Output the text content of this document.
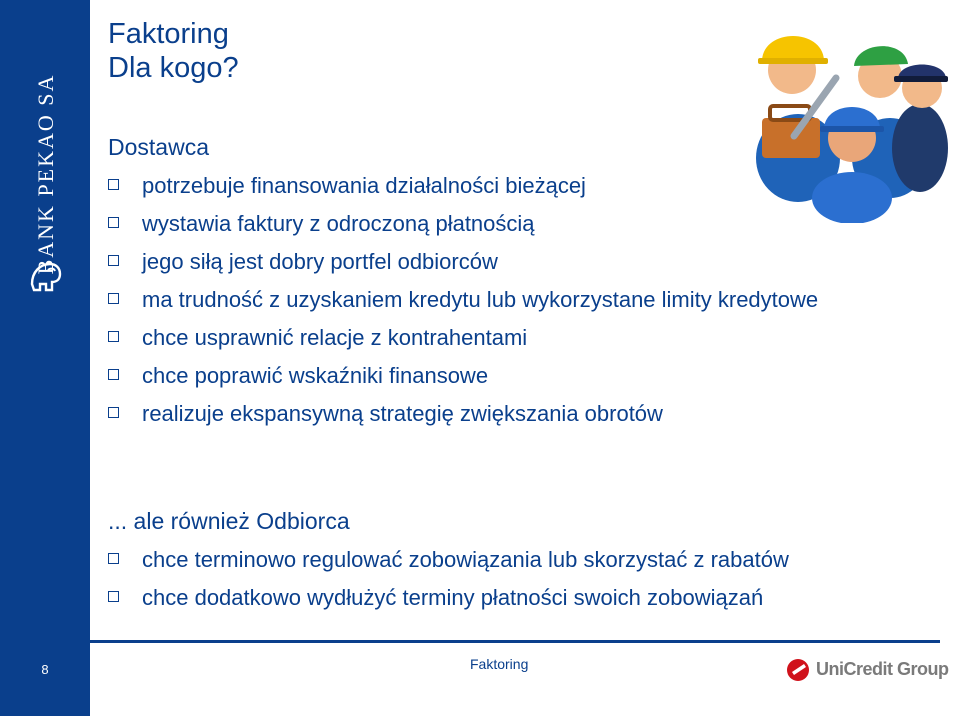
BANK PEKAO SA
8
Faktoring
Dla kogo?
Dostawca
potrzebuje finansowania działalności bieżącej
wystawia faktury z odroczoną płatnością
jego siłą jest dobry portfel odbiorców
ma trudność z uzyskaniem kredytu lub wykorzystane limity kredytowe
chce usprawnić relacje z kontrahentami
chce poprawić wskaźniki finansowe
realizuje ekspansywną strategię zwiększania obrotów
... ale również Odbiorca
chce terminowo regulować zobowiązania lub skorzystać z rabatów
chce dodatkowo wydłużyć terminy płatności swoich zobowiązań
Faktoring	UniCredit Group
----
> **Short exercise**: Leave out the pictures and retype every line above exactly.

> **Task answer**:
Output the text content of this document.
BANK PEKAO SA
8
Faktoring
Dla kogo?
Dostawca
potrzebuje finansowania działalności bieżącej
wystawia faktury z odroczoną płatnością
jego siłą jest dobry portfel odbiorców
ma trudność z uzyskaniem kredytu lub wykorzystane limity kredytowe
chce usprawnić relacje z kontrahentami
chce poprawić wskaźniki finansowe
realizuje ekspansywną strategię zwiększania obrotów
... ale również Odbiorca
chce terminowo regulować zobowiązania lub skorzystać z rabatów
chce dodatkowo wydłużyć terminy płatności swoich zobowiązań
Faktoring	UniCredit Group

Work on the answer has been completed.